:: Exercises to complete ::
1/ Using the SECURE Act article, answer these:
(a) By what vote did the House pass the spending package?
(b) The MEP expansion applies to plan years beginning after what date?
(c) How often must benefit statements include the lifetime income disclosure?
2/ Extend the SECURE Act article with the next passage, starting after its final sentence.

By Pension and Benefits Editorial Staff
On December 20, 2019, President Donald Trump signed a bipartisan, year-end government spending and tax package just hours before federal funding was set to expire. The government funding measure includes the Setting Every Community Up for Retirement Enhancement Act of 2019 (SECURE Act), which makes substantial changes to retirement saving rules. On December 17, 2019, the House passed by a vote of 297-120 the $1.4 trillion spending package, and then, on December 19, 2019, the Senate passed the measure by a vote of 71 to 23.
The amendments were approved in a stand-alone bill in the House in May but remained stalled in the Senate.
The sweeping rule changes generally apply to tax years beginning after 2019.
The following are among the major provisions of the Act.
MEPs. The SECURE Act, effective for plan years beginning after December 31, 2020, expands multiple employer plans (MEPs) by establishing a new class of MEP service provider that will be able to create and offer an open MEP called a Pooled Employer Plan (PEP). These individual account plans will provide benefits to the employees of two or more employers and can be structured as a 401(k) or another qualified plan, or as an IRA-based plan.
A pooled plan provider will be a person who is designated by the terms of the plan as a named fiduciary, as the plan administrator, and as the person responsible to perform all administrative duties (including conducting proper testing with respect to the plan and the employees of each employer in the plan) which are reasonably necessary for the plan.
Mandatory lifetime income disclosure. The legislation requires benefit statements provided to defined contribution plan participants to include a lifetime income disclosure at least once during any 12-month period. The disclosure will illustrate the monthly payments the participant would receive if the total account balance were used to provide lifetime income streams, including a qualified joint and survivor annuity for the participant and the participant’s surviving spouse and a single life annuity. The Secretary of Labor is directed to develop a model disclosure.

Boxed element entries
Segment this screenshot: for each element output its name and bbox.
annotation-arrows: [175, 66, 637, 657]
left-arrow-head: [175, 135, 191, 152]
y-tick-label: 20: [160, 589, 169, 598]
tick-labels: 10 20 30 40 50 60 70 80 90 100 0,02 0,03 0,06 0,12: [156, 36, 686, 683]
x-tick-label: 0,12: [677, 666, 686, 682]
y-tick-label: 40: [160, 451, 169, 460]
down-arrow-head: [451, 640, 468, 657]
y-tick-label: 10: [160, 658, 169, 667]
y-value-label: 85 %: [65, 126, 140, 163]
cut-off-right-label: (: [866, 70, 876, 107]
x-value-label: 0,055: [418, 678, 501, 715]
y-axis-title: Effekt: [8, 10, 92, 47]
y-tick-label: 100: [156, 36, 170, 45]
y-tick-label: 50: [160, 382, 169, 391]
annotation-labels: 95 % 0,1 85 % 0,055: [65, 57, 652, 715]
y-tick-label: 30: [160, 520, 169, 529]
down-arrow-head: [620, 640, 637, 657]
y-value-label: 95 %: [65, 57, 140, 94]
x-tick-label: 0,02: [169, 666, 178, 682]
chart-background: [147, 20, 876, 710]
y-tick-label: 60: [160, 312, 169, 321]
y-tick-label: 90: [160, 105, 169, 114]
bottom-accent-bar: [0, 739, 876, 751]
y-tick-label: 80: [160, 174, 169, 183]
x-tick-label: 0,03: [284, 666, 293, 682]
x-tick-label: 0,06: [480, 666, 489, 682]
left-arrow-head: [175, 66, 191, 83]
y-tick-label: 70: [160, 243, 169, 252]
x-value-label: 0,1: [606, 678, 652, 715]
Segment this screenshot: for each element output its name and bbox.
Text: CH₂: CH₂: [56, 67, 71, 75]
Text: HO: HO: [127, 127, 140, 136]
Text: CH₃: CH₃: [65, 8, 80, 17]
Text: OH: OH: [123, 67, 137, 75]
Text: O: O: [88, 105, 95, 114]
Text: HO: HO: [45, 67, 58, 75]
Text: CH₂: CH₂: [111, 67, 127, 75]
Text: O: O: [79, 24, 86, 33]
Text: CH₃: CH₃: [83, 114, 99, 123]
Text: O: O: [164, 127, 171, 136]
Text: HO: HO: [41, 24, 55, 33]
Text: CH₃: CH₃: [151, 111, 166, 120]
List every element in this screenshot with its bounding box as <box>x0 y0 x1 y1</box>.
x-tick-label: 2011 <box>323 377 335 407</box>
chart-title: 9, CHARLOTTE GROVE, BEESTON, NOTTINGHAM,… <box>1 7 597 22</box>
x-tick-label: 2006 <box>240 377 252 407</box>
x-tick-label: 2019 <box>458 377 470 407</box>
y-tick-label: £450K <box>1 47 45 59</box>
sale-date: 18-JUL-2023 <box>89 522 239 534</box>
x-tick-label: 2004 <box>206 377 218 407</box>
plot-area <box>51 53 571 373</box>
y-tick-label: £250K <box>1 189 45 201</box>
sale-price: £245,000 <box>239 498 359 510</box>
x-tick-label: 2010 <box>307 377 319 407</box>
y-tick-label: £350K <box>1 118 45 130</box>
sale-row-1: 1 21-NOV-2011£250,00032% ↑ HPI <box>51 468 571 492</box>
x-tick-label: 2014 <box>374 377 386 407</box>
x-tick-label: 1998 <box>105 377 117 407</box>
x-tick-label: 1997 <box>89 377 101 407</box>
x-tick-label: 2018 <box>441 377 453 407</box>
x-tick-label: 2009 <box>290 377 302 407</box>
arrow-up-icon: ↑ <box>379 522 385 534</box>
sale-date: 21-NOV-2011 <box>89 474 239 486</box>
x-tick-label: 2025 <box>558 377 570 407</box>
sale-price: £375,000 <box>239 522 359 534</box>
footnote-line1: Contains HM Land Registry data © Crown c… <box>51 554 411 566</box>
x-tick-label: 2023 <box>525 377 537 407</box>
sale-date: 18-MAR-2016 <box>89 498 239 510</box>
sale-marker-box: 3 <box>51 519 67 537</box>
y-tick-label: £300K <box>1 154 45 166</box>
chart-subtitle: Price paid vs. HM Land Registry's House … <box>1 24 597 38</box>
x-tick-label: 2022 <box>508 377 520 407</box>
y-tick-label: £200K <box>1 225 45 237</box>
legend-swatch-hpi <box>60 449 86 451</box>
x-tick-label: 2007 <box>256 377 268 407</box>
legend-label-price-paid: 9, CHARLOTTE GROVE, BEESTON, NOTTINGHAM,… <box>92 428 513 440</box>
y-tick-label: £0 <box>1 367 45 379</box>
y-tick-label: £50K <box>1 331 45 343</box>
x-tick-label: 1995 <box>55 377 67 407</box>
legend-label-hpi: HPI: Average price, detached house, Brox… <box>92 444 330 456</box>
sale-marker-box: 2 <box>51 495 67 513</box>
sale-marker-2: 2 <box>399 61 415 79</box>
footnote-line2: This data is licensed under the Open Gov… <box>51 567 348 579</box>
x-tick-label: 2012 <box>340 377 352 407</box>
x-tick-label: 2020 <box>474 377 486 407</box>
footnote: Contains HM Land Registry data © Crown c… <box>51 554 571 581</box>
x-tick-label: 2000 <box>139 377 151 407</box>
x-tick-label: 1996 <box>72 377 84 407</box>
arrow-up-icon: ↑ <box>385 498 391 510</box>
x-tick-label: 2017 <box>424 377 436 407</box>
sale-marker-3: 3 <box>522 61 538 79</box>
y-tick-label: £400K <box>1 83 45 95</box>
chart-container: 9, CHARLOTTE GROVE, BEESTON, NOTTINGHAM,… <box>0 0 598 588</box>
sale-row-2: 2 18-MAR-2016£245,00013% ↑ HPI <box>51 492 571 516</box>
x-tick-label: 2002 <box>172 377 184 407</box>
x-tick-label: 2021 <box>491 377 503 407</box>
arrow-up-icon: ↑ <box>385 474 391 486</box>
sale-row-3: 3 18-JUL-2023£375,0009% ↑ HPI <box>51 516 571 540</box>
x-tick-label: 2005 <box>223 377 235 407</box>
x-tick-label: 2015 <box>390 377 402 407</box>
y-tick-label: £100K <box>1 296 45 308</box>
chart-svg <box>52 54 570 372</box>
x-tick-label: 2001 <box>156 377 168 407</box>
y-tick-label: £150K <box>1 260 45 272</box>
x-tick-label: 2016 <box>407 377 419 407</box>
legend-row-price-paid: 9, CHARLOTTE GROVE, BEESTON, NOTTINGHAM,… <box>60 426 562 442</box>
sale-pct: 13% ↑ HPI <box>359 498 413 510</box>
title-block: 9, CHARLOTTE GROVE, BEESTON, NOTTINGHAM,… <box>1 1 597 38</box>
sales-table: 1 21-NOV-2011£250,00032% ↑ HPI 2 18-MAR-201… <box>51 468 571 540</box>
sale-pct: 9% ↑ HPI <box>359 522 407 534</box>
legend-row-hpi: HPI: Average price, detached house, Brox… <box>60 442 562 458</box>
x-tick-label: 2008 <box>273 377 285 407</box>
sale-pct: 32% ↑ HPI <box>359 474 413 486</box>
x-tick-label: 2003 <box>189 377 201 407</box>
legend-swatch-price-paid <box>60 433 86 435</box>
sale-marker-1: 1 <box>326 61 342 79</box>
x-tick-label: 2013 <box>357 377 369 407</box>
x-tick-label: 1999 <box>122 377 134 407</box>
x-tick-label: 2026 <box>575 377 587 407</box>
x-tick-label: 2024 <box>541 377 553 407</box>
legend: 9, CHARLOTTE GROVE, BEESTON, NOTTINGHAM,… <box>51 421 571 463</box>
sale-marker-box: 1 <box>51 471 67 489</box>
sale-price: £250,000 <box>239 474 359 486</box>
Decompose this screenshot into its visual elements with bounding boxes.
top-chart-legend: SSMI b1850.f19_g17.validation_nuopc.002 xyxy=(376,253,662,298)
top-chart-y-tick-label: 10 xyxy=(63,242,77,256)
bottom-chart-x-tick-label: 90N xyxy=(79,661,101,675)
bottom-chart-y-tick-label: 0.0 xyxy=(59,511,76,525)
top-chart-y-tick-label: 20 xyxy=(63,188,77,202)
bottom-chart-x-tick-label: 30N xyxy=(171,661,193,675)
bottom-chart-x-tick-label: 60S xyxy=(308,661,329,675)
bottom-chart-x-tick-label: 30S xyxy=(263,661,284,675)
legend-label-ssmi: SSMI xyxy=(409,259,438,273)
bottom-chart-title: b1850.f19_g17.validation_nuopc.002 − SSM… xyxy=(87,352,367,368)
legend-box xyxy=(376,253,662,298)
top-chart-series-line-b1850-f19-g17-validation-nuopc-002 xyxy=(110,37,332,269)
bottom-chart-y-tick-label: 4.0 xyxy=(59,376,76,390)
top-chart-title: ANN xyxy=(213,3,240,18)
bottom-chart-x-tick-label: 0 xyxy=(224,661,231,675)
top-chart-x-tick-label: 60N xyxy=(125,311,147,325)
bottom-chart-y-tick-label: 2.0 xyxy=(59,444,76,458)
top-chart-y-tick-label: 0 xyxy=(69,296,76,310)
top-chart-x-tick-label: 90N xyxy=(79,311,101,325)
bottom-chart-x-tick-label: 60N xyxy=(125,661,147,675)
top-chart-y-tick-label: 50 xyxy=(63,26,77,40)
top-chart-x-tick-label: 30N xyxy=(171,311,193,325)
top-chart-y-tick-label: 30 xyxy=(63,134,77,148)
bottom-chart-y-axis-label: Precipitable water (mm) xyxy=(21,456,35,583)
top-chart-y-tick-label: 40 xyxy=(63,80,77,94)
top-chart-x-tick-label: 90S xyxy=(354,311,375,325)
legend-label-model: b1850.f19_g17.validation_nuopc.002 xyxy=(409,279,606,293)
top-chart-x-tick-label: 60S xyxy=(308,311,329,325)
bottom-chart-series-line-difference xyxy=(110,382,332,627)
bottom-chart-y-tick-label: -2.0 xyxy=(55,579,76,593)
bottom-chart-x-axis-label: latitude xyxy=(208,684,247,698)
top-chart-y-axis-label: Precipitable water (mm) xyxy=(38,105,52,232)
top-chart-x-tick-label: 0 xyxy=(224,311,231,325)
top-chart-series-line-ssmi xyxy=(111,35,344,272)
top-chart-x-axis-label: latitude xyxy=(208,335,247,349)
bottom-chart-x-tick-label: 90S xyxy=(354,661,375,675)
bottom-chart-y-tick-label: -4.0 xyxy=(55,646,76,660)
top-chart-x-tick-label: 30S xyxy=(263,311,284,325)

:: The replies ::
1/
(a) 297-120
(b) December 31, 2020
(c) At least once during any 12-month period

2/
Fiduciary safe harbor for selection of lifetime income provider. The SECURE Act creates a fiduciary safe harbor that will protect plan sponsors in the selection of insurers for guaranteed retirement income contracts. In the event the fiduciary receives certain assurance from the insurer regarding compliance with state insurance requirements, the fiduciary will be shielded from liability for any losses that may be incurred by a participant or beneficiary due to the insurer’s failure to satisfy its financial obligations under the contract.
IRA contributions and distributions. The legislation repeals the prohibition on contributions to a traditional IRA by an individual who has attained age 70½.
Plan participants are generally required to begin taking distributions from their retirement plan at age 70½. The Act increases the required minimum distribution age from 70½ to 72.
The legislation modifies the required minimum distribution rules with respect to defined contribution plan and IRA balances upon the death of the account owner. Under the new rules, effective for distributions made with respect to plan participants and IRA owners who die after December 31, 2019, distributions to individuals other than the surviving spouse of the employee (or IRA owner), disabled or chronically ill individuals, individuals who are not more than 10 years younger than the employee (or IRA owner), or child of the employee (or IRA owner) who has not reached the age of majority are generally required to be distributed by the end of the tenth calendar year following the year of the employee or IRA owner’s death.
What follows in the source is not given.